** Begin **

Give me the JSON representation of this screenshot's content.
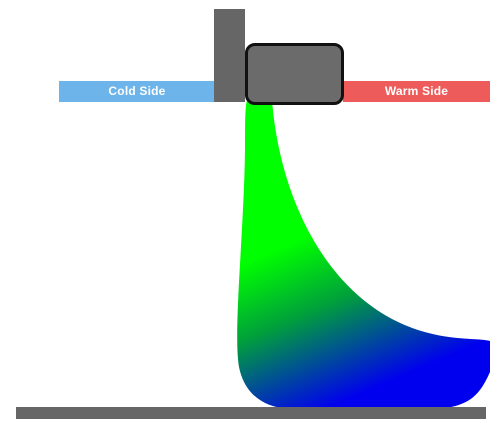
{
  "labels": {
    "cold": "Cold Side",
    "warm": "Warm Side"
  },
  "colors": {
    "cold": "#6db4ea",
    "warm": "#ee5b5b",
    "post": "#666666",
    "block": "#6b6b6b",
    "block_outline": "#111111",
    "floor": "#666666",
    "gradient_top": "#00ff00",
    "gradient_bottom": "#0000ee"
  }
}
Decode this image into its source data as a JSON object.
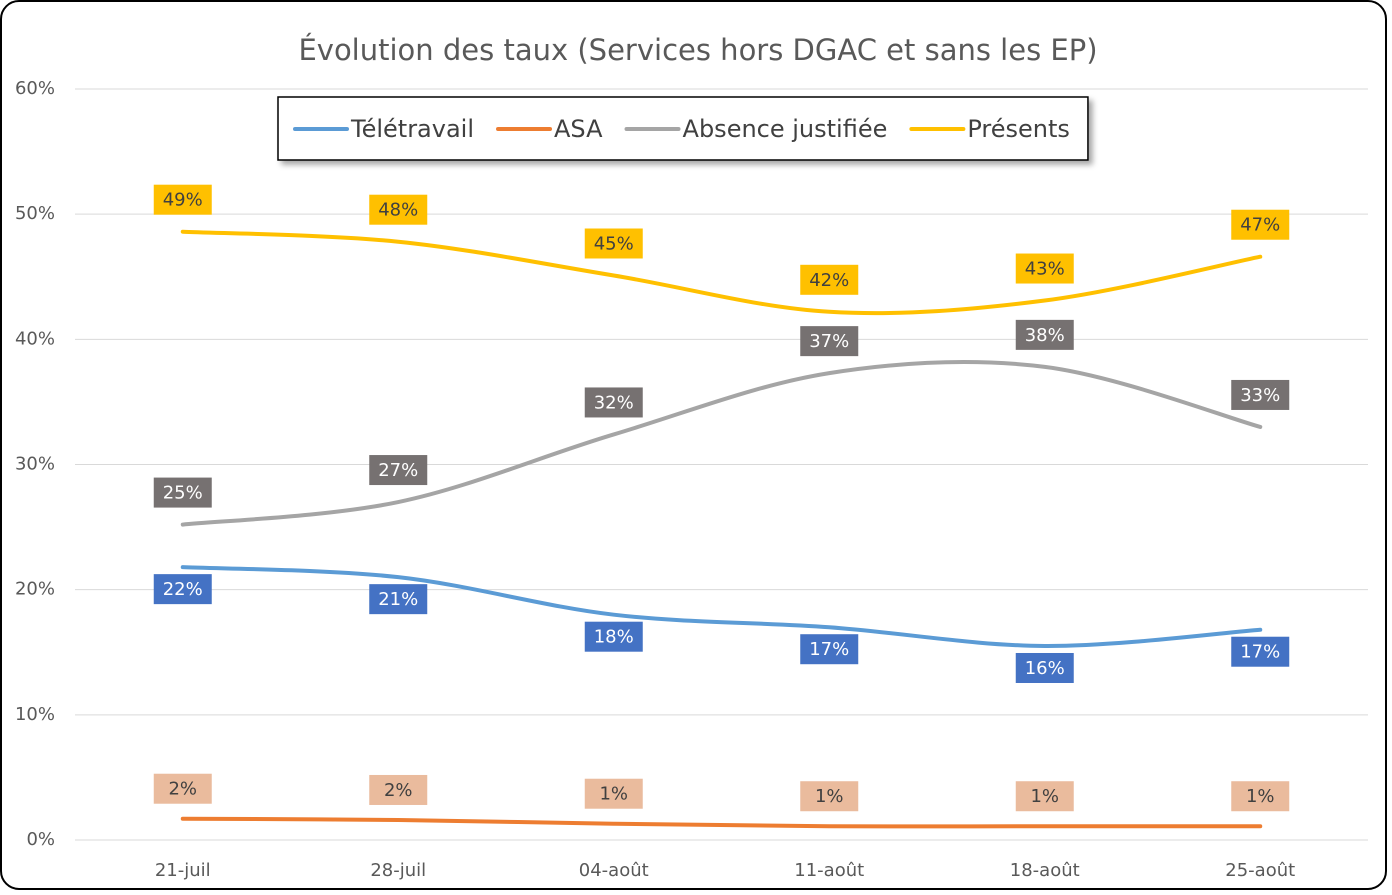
{
  "chart_data": {
    "type": "line",
    "title": "Évolution des taux (Services hors DGAC et sans les EP)",
    "categories": [
      "21-juil",
      "28-juil",
      "04-août",
      "11-août",
      "18-août",
      "25-août"
    ],
    "series": [
      {
        "name": "Télétravail",
        "color": "#5b9bd5",
        "values": [
          21.8,
          21.0,
          18.0,
          17.0,
          15.5,
          16.8
        ],
        "value_labels": [
          "22%",
          "21%",
          "18%",
          "17%",
          "16%",
          "17%"
        ]
      },
      {
        "name": "ASA",
        "color": "#ed7d31",
        "values": [
          1.7,
          1.6,
          1.3,
          1.1,
          1.1,
          1.1
        ],
        "value_labels": [
          "2%",
          "2%",
          "1%",
          "1%",
          "1%",
          "1%"
        ]
      },
      {
        "name": "Absence justifiée",
        "color": "#a5a5a5",
        "values": [
          25.2,
          27.0,
          32.4,
          37.3,
          37.8,
          33.0
        ],
        "value_labels": [
          "25%",
          "27%",
          "32%",
          "37%",
          "38%",
          "33%"
        ]
      },
      {
        "name": "Présents",
        "color": "#ffc000",
        "values": [
          48.6,
          47.8,
          45.1,
          42.2,
          43.1,
          46.6
        ],
        "value_labels": [
          "49%",
          "48%",
          "45%",
          "42%",
          "43%",
          "47%"
        ]
      }
    ],
    "ylim": [
      0,
      60
    ],
    "yticks": [
      {
        "value": 0,
        "label": "0%"
      },
      {
        "value": 10,
        "label": "10%"
      },
      {
        "value": 20,
        "label": "20%"
      },
      {
        "value": 30,
        "label": "30%"
      },
      {
        "value": 40,
        "label": "40%"
      },
      {
        "value": 50,
        "label": "50%"
      },
      {
        "value": 60,
        "label": "60%"
      }
    ],
    "grid": true,
    "legend": "top",
    "smooth": true
  }
}
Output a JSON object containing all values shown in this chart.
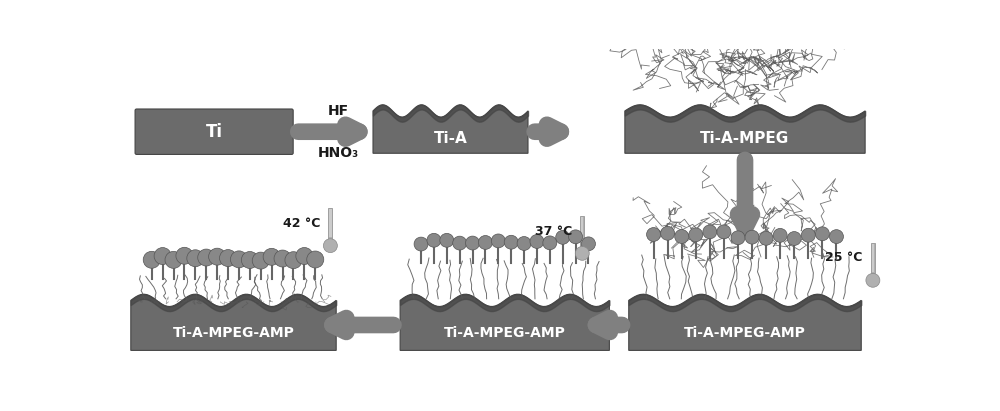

** End **

Your task: Copy out every line from the records that has the word "this".

Worked answer:
Give me the JSON representation of this screenshot's content.
Decode this image into its source data as a JSON object.
Output a JSON object containing all values shown in this chart.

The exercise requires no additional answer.